AIM — Look through the data below and say how many of its lines contain "true", adding nothing else.

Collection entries

************

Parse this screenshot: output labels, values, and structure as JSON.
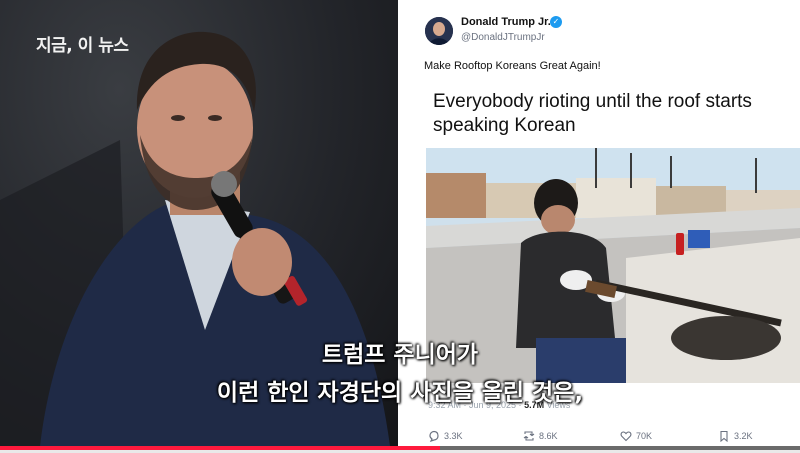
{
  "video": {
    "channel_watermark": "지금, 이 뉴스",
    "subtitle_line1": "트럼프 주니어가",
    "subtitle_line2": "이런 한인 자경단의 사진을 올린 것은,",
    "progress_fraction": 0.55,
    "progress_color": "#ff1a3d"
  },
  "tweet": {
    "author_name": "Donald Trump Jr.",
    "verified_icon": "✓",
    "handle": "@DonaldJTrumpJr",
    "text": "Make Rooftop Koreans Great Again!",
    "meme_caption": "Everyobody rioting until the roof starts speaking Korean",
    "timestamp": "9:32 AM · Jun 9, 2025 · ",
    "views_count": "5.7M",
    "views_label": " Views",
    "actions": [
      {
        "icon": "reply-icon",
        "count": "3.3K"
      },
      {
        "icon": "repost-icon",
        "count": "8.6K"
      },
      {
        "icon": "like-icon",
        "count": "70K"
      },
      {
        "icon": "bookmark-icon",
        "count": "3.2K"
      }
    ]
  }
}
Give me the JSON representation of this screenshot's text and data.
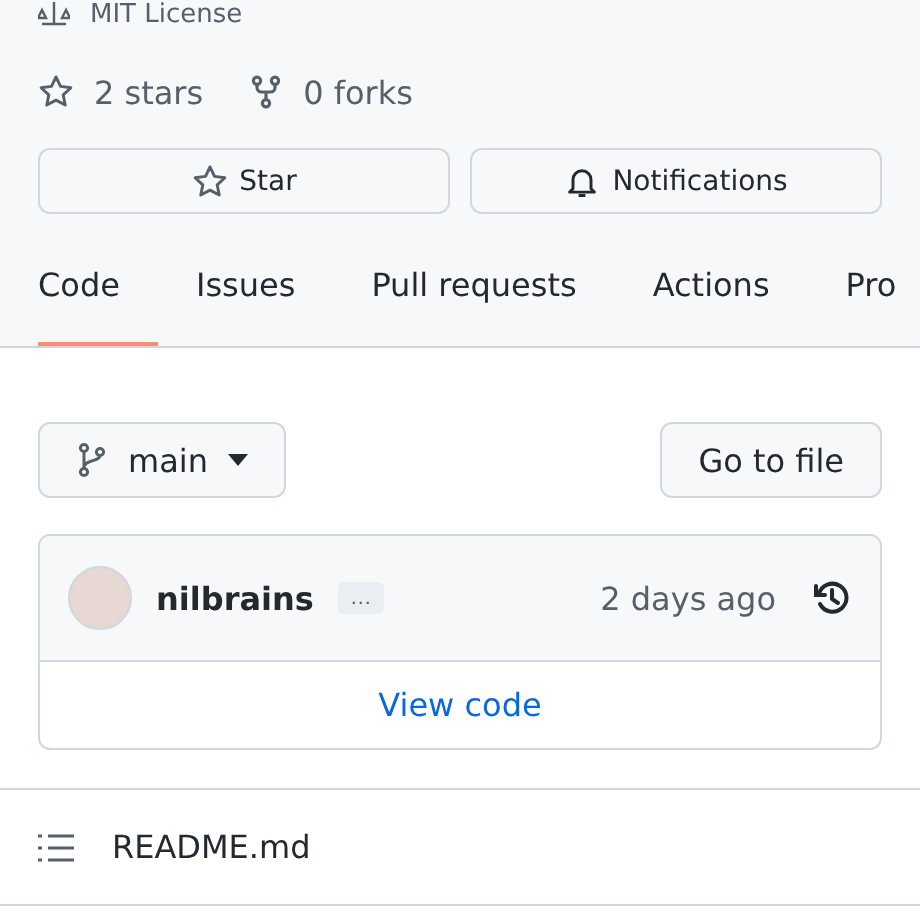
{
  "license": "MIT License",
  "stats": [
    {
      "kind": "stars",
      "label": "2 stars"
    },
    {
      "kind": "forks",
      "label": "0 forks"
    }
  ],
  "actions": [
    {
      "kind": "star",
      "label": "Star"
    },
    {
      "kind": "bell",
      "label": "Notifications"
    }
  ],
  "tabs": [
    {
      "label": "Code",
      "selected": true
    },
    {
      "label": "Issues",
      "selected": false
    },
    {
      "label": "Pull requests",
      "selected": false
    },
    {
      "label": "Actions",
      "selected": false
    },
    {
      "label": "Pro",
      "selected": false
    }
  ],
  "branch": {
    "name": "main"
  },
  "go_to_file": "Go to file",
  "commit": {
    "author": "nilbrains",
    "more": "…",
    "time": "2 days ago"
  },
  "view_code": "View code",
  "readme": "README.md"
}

************

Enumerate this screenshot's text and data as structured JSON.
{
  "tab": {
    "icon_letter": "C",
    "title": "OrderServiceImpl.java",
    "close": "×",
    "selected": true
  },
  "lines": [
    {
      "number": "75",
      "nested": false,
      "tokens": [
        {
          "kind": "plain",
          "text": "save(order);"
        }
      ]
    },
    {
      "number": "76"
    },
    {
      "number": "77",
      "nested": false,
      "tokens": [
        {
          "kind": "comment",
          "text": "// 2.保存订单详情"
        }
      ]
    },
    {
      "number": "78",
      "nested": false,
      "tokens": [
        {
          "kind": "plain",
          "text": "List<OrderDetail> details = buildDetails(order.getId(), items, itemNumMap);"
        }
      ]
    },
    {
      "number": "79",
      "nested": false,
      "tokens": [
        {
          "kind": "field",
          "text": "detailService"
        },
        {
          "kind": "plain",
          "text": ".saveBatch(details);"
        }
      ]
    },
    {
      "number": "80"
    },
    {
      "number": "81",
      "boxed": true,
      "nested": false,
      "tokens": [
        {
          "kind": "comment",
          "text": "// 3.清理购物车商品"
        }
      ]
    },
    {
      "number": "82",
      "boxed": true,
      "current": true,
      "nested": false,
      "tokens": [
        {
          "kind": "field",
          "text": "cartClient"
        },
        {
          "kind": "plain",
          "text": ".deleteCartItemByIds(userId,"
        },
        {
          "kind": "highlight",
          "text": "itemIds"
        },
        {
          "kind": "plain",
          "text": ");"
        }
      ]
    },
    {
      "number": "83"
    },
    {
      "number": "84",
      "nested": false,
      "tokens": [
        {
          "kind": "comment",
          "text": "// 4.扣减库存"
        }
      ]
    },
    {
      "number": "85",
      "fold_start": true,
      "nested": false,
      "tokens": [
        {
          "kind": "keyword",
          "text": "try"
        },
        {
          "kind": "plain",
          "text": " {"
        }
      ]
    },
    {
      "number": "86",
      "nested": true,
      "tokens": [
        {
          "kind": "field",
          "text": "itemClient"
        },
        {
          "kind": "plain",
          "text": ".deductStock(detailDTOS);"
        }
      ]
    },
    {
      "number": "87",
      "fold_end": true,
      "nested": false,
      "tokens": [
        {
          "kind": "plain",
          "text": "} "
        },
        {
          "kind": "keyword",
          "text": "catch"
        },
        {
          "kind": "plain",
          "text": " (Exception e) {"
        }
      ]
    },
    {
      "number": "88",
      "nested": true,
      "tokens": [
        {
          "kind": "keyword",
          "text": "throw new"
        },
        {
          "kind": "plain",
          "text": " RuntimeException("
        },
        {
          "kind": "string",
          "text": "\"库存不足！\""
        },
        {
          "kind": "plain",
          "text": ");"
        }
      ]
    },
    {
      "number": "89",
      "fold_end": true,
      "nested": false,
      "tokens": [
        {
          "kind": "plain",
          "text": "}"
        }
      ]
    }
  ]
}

************

FULL RESPONSE — 10